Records
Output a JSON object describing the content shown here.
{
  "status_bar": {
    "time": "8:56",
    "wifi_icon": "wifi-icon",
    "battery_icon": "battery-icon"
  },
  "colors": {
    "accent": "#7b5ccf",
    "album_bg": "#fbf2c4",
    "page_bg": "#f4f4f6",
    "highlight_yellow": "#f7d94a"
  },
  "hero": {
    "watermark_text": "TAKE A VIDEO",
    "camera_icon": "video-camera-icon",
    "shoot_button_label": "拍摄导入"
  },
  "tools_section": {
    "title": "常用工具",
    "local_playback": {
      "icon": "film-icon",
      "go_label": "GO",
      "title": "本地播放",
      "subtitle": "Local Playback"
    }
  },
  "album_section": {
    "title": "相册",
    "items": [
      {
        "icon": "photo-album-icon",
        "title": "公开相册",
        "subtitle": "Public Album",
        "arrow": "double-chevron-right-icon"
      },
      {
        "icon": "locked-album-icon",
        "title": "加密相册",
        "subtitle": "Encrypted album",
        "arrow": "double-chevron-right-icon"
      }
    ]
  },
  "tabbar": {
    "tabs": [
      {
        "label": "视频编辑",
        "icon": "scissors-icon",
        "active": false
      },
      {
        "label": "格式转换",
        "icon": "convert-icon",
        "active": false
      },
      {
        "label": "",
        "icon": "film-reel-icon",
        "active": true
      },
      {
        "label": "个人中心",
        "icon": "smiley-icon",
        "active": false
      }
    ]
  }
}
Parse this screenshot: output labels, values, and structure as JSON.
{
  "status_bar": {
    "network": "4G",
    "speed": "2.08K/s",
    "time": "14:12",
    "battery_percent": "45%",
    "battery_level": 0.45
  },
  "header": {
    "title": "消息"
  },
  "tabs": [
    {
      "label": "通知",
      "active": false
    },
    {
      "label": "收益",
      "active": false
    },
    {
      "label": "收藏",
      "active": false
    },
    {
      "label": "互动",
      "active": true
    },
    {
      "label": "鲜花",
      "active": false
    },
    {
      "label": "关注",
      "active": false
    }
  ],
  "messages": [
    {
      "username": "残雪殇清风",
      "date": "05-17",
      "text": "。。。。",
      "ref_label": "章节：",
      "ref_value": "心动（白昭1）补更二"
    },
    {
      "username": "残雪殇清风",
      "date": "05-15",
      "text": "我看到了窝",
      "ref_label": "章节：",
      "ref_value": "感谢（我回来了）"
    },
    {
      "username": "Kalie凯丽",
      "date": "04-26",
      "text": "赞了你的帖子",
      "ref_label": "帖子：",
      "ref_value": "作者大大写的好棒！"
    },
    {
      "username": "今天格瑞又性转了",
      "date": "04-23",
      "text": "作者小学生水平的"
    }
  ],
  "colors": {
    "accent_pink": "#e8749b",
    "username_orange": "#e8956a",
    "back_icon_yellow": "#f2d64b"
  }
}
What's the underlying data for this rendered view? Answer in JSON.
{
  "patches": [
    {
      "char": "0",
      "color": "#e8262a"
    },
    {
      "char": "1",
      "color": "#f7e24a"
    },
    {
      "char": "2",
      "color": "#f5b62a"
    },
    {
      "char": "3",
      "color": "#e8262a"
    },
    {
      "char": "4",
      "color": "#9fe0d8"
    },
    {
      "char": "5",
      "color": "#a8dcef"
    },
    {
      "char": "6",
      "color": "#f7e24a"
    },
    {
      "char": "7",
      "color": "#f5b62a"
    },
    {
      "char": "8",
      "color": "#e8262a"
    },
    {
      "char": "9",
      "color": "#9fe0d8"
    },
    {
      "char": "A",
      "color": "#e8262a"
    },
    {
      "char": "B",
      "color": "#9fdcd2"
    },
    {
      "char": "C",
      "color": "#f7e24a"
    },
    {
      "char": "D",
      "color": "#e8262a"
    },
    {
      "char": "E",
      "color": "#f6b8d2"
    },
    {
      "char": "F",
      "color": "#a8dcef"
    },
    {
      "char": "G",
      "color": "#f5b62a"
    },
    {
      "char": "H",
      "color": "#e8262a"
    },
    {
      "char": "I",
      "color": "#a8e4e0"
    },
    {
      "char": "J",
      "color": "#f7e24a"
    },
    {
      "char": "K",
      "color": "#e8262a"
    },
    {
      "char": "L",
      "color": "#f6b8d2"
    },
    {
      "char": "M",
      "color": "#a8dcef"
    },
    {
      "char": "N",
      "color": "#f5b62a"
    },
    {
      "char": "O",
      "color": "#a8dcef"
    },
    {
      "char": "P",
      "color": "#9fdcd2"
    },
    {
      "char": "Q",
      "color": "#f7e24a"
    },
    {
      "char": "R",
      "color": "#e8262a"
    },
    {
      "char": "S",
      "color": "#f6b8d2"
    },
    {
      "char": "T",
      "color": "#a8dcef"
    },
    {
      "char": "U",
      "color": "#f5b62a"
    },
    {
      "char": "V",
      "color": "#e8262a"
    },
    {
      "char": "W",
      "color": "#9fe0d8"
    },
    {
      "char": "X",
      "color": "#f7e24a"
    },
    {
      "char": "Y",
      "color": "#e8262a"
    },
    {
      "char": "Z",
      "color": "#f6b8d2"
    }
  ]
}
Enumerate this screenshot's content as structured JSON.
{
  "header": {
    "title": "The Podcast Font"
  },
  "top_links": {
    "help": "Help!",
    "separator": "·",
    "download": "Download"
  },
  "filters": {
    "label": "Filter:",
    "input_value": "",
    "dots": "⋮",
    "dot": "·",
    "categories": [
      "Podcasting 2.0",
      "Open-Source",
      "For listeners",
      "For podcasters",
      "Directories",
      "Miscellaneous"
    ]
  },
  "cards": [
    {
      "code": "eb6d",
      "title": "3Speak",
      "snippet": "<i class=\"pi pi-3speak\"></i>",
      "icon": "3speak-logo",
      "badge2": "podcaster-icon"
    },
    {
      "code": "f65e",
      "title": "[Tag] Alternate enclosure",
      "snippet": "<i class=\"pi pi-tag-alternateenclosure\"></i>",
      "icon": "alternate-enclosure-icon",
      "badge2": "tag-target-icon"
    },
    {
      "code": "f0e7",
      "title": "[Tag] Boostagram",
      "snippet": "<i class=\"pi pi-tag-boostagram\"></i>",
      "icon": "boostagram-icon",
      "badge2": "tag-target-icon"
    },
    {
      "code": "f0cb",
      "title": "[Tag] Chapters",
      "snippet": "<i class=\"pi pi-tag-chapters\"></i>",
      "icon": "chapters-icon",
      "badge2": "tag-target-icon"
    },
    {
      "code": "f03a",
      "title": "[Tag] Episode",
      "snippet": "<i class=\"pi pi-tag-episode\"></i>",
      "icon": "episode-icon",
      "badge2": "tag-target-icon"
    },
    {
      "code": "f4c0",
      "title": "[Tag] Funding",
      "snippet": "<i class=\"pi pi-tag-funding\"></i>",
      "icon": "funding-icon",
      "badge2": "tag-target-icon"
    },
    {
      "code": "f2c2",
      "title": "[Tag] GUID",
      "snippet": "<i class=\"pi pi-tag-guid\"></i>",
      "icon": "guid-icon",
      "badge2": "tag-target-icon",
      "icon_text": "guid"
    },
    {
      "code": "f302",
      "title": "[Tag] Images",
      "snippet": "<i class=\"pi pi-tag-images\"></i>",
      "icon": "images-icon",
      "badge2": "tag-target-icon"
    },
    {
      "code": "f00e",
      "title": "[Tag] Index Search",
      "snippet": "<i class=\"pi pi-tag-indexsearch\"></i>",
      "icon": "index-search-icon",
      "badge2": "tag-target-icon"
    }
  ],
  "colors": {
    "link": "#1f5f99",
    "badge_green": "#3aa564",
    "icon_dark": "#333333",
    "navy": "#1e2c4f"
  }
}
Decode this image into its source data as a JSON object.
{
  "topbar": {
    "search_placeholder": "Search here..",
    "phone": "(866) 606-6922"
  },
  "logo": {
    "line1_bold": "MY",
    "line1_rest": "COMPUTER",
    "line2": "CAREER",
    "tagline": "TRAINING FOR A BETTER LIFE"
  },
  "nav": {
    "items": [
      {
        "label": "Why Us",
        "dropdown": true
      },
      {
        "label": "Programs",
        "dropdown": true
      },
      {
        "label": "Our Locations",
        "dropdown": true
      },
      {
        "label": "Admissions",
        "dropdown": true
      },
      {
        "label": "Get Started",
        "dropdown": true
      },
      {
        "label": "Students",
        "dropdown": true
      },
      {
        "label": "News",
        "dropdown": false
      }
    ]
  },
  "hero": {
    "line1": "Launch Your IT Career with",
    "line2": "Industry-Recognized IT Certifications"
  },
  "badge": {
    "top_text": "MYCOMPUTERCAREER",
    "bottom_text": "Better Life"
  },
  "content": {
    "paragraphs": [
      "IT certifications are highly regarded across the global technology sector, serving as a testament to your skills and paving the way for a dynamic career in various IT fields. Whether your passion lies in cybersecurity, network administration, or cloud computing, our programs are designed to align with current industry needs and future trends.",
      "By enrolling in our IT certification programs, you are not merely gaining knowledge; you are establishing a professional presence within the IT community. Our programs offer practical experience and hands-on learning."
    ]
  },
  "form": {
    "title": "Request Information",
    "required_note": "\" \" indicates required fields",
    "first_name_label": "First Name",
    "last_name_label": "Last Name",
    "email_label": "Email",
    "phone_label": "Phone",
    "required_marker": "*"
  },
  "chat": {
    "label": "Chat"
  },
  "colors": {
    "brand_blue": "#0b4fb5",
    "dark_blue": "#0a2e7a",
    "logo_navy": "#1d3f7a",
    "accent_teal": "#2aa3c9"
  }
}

What you should do:
Pull every line containing the word "fields" out of the entries above.

Reply:
      "IT certifications are highly regarded across the global technology sector, serving as a testament to your skills and paving the way for a dynamic career in various IT fields. Whether your passion lies in cybersecurity, network administration, or cloud computing, our programs are designed to align with current industry needs and future trends.",
    "required_note": "\" \" indicates required fields",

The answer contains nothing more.